Data items:
◆ ◆ ◆ ◆

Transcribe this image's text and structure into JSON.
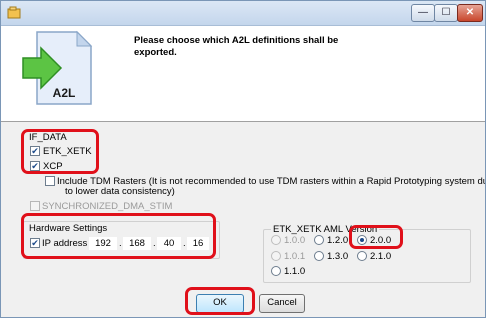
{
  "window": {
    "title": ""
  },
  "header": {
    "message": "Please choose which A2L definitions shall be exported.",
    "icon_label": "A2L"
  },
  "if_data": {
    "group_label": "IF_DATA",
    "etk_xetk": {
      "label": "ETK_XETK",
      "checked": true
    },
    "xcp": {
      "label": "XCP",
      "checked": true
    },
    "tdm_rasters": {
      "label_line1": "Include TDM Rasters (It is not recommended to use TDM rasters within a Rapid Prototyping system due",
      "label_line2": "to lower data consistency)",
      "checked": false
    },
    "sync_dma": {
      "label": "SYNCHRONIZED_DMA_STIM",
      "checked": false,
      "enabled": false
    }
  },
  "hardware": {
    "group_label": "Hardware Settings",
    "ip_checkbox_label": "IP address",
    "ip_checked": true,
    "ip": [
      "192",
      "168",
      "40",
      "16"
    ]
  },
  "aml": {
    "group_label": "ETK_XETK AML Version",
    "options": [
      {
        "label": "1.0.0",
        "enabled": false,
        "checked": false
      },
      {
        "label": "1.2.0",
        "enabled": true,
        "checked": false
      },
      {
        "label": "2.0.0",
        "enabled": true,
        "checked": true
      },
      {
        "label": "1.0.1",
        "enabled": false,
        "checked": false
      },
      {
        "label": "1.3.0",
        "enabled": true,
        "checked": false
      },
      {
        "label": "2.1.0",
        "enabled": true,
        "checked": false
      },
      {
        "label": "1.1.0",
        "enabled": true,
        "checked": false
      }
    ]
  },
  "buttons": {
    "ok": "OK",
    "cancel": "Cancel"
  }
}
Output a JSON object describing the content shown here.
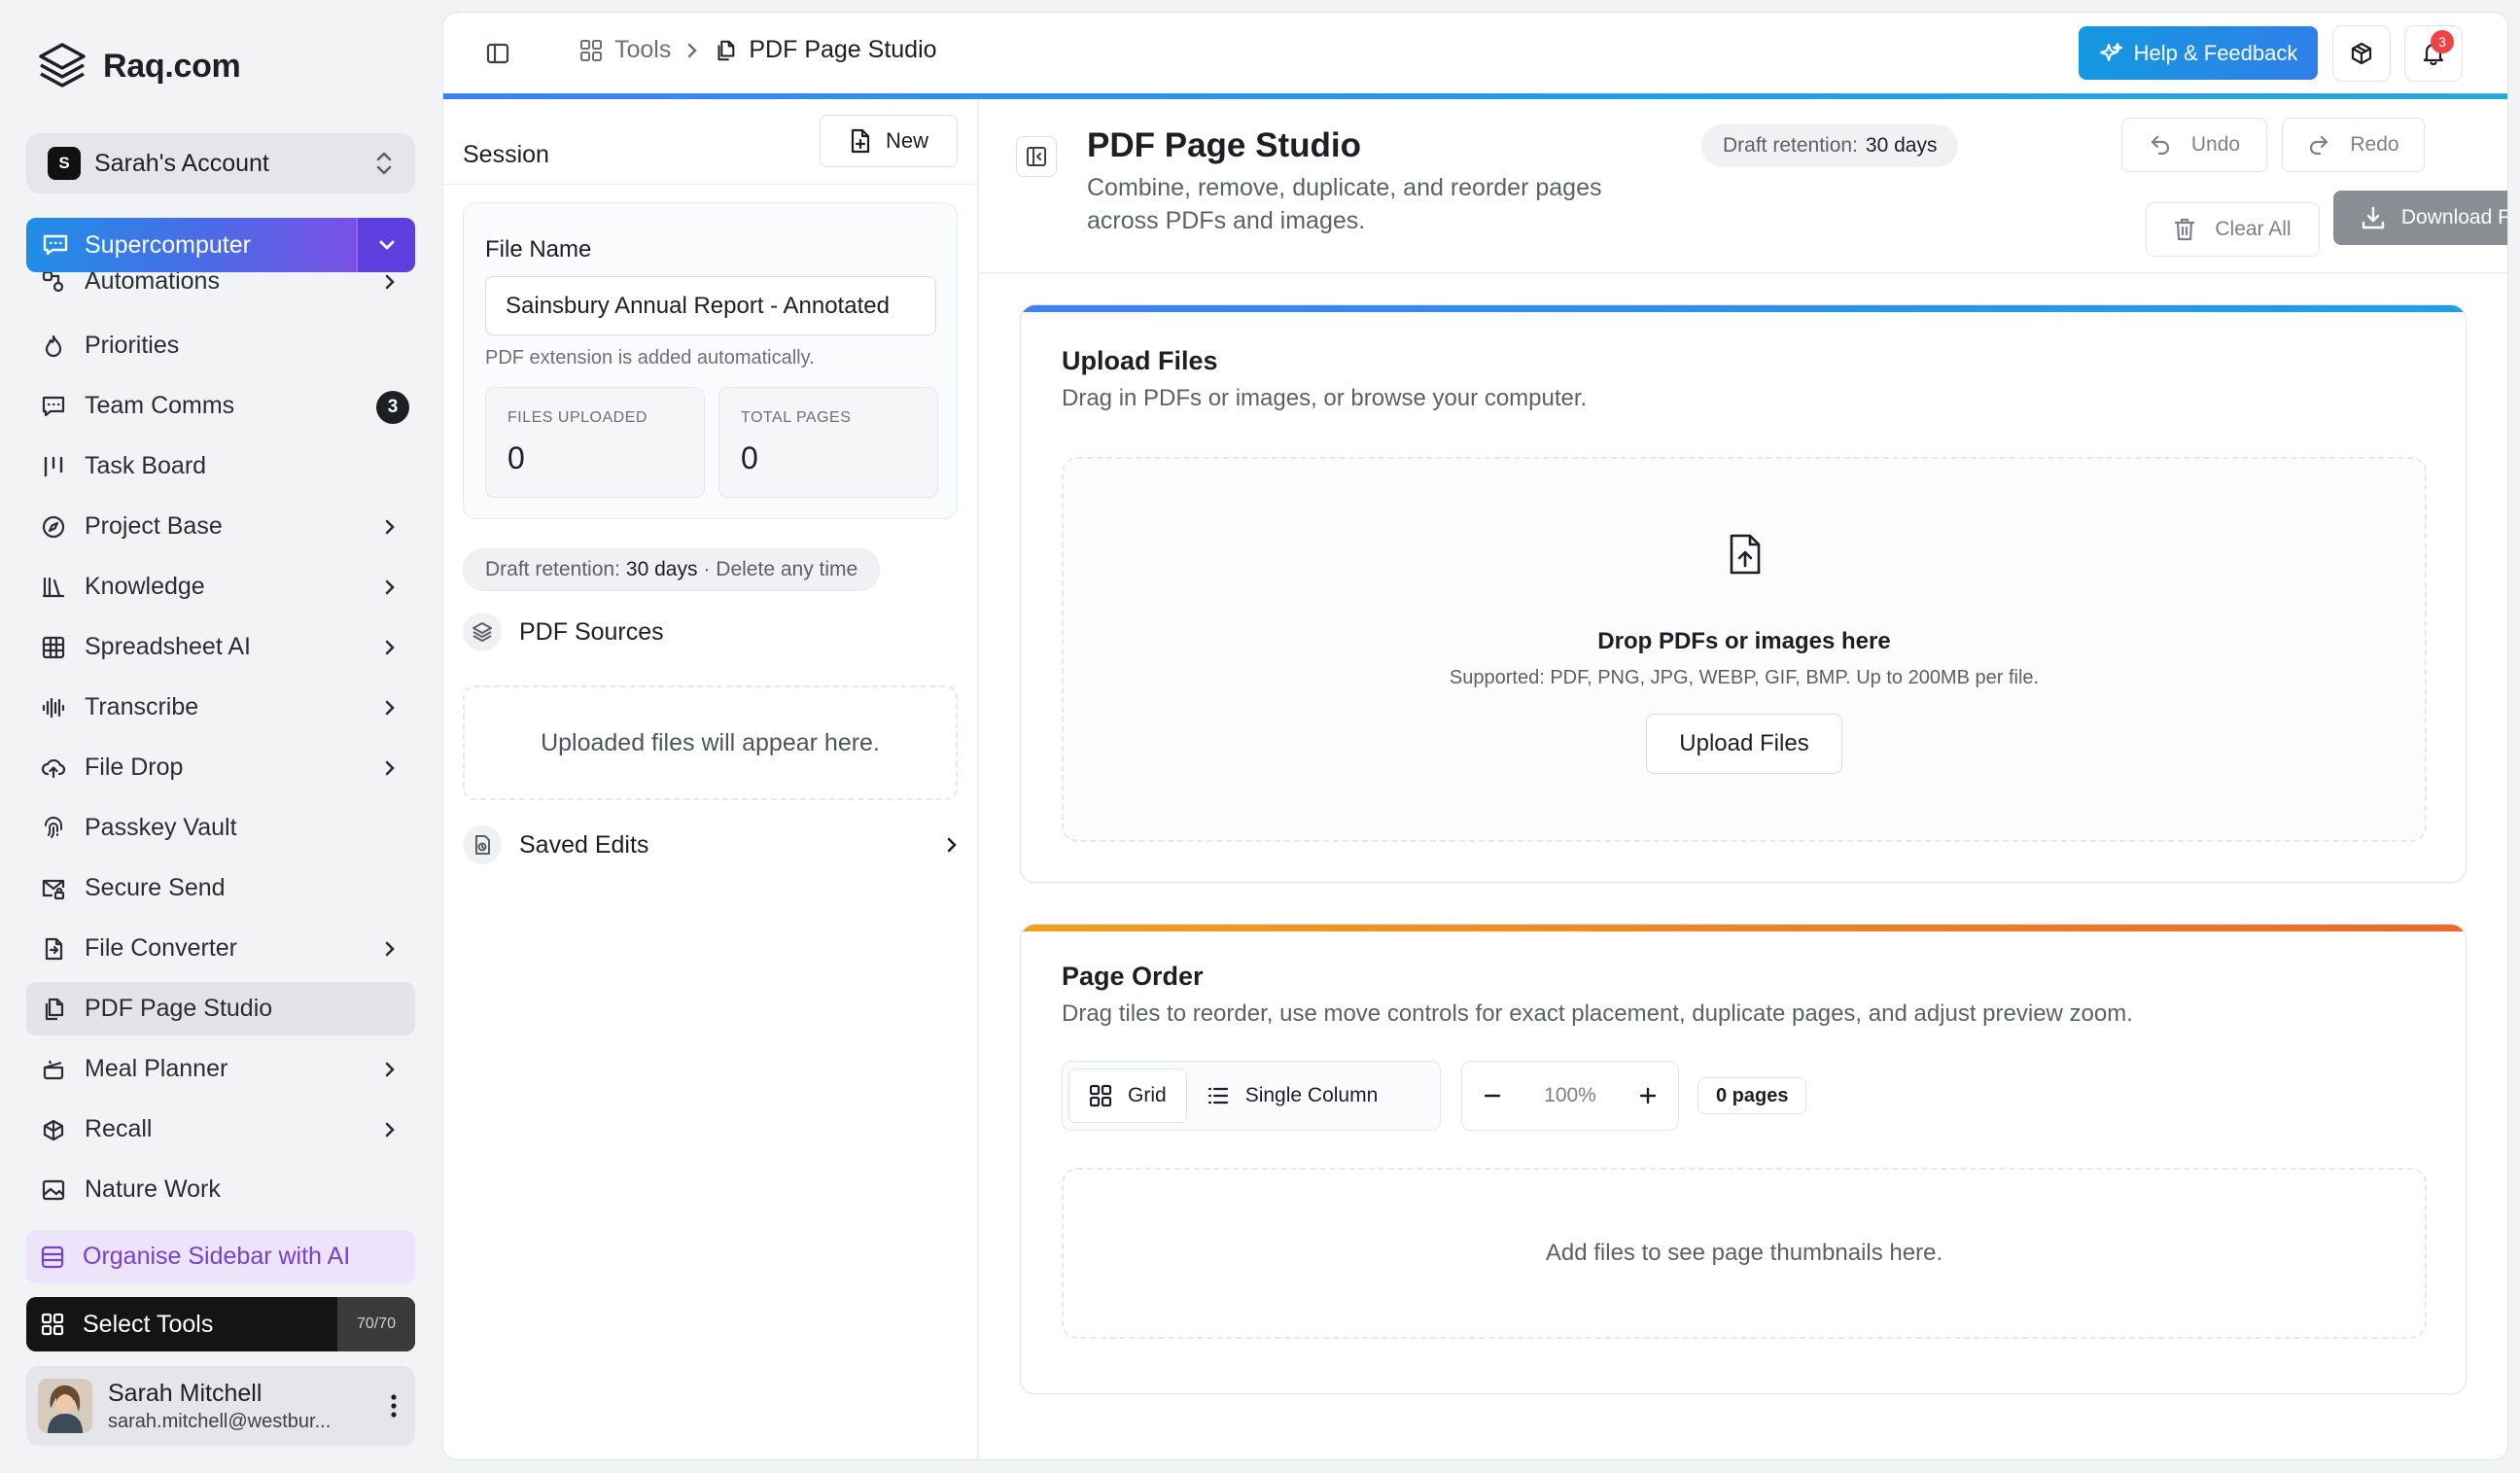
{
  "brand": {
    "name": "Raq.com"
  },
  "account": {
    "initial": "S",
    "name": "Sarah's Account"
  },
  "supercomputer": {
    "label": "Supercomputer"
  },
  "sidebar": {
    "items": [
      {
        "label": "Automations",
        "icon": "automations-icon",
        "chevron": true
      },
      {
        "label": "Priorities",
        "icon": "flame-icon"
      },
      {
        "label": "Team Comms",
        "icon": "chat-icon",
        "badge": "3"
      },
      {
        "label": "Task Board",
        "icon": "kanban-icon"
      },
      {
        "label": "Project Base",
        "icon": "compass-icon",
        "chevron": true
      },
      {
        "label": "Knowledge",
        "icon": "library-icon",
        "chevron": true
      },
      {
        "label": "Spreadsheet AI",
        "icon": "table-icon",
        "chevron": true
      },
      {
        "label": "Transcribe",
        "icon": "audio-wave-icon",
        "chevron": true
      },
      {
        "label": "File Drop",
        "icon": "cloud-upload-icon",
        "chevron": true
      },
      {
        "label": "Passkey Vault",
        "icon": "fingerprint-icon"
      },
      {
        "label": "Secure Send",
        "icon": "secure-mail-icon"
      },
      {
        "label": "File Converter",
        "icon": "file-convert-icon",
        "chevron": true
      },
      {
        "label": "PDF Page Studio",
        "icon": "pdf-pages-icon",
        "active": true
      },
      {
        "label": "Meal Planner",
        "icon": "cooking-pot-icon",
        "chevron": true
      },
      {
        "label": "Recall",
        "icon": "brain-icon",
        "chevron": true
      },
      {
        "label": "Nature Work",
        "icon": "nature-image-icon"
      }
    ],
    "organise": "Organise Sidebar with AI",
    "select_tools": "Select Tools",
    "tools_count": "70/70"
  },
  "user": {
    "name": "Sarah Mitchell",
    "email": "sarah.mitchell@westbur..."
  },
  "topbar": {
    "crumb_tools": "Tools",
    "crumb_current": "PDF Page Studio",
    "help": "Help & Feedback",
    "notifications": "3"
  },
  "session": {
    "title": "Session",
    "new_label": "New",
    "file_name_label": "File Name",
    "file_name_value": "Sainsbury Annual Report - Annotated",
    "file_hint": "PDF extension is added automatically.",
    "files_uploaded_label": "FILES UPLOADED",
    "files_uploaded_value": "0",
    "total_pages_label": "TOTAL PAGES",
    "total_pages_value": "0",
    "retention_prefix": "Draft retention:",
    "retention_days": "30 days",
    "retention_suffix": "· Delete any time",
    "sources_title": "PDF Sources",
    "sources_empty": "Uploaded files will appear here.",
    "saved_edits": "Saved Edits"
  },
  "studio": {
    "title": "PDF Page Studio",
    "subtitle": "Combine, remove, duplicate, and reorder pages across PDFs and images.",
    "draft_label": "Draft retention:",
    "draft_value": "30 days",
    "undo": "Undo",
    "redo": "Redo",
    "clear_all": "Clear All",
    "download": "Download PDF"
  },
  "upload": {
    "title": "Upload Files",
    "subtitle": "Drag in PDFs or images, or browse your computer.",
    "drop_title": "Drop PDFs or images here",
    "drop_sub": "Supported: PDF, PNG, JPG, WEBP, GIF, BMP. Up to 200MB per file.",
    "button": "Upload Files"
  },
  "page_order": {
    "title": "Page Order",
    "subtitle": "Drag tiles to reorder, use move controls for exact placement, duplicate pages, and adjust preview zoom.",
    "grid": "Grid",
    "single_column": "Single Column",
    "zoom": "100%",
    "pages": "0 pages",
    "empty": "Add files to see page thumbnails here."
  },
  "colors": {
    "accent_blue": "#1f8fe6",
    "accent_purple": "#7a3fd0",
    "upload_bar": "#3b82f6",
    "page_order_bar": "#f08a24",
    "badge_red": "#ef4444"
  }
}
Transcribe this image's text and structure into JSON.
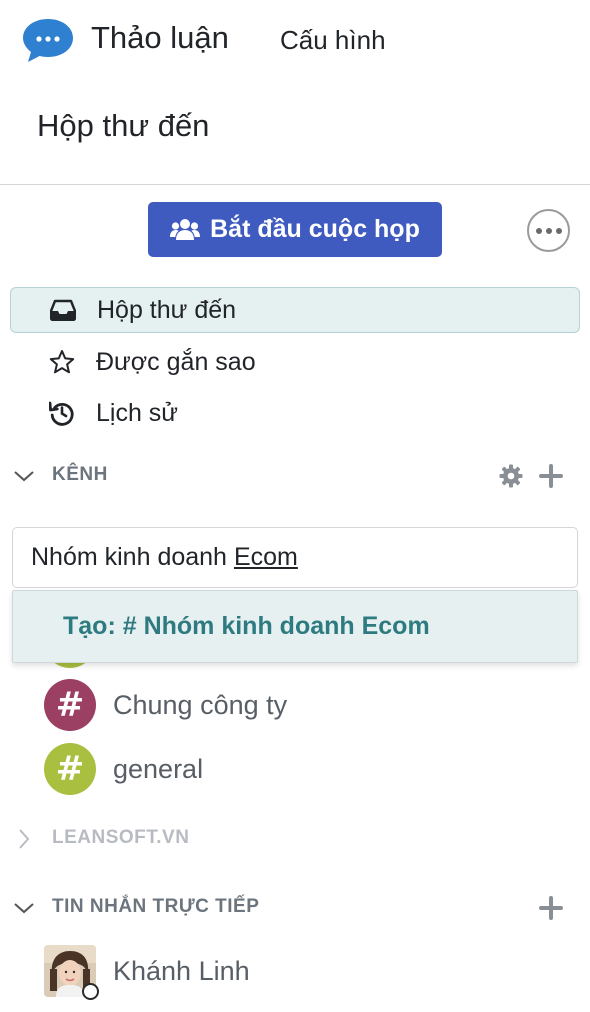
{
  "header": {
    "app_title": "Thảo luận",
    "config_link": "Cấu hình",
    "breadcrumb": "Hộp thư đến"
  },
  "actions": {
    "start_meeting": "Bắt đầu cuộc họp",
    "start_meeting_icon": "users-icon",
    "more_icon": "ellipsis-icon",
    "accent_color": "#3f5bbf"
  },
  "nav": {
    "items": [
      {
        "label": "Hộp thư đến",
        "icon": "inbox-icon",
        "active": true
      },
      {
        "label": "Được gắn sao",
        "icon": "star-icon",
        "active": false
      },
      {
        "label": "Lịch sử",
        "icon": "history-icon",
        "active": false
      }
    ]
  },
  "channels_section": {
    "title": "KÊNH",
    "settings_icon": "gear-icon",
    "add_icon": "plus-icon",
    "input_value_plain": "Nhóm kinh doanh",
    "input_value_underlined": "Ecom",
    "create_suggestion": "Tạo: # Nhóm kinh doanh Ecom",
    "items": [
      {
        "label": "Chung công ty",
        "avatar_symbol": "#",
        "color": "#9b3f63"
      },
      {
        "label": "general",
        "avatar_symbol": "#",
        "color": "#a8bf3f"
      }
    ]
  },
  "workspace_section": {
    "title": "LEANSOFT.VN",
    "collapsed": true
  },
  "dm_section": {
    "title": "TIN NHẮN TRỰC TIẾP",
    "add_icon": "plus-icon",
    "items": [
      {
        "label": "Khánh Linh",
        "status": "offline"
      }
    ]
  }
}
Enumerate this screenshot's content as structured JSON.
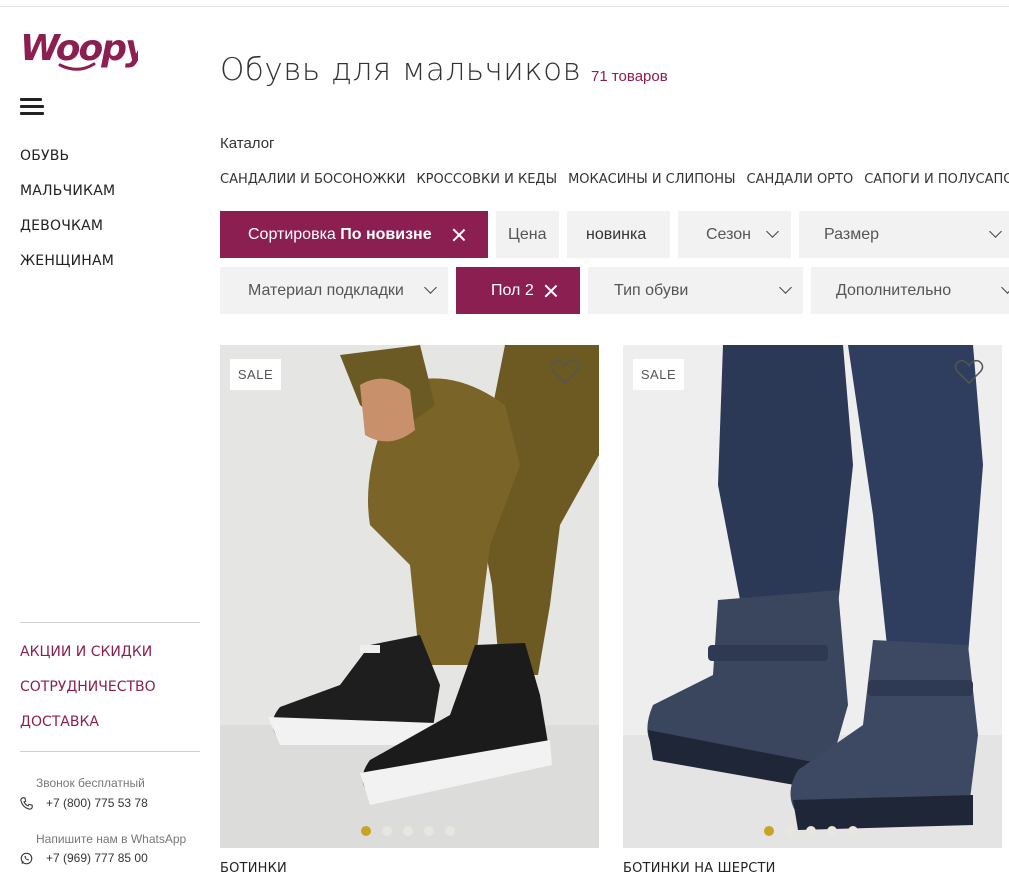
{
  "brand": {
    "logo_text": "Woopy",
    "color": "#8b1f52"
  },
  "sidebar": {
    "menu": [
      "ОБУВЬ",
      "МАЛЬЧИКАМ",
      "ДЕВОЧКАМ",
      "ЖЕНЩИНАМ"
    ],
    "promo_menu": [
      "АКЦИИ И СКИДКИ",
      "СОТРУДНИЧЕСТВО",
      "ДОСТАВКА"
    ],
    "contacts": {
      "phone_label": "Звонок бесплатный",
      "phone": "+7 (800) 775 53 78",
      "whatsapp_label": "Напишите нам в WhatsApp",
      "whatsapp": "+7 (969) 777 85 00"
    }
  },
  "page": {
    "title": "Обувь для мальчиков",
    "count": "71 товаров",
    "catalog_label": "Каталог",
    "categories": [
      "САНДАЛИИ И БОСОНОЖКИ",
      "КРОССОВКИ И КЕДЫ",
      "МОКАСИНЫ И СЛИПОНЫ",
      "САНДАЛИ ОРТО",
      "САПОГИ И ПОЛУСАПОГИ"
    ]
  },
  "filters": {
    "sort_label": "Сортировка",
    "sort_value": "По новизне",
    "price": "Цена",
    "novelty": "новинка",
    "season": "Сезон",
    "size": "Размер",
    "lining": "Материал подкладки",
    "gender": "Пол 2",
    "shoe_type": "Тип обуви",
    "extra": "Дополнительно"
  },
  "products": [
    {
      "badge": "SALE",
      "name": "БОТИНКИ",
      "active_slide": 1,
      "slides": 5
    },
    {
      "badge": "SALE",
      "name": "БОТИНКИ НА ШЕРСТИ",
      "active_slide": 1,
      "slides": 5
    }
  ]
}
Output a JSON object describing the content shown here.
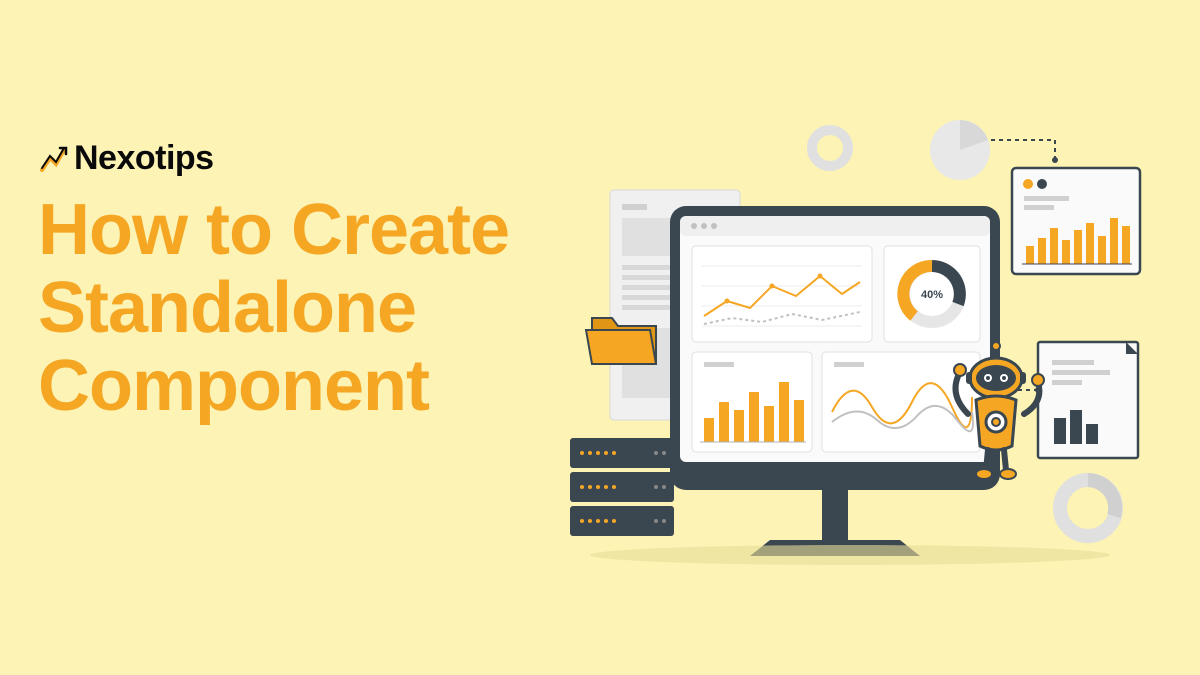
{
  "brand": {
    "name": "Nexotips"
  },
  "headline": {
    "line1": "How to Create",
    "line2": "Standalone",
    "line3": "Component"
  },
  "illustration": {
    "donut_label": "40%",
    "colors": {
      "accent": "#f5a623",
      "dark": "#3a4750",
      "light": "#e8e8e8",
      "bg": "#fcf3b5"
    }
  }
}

◆ ◆ ◆ ◆

| WHAT YOU NEED TO DO |
In the records shown above, how many lines include the word "БОТИНКИ"? Answer with the number only.

| SOLUTION BELOW |
2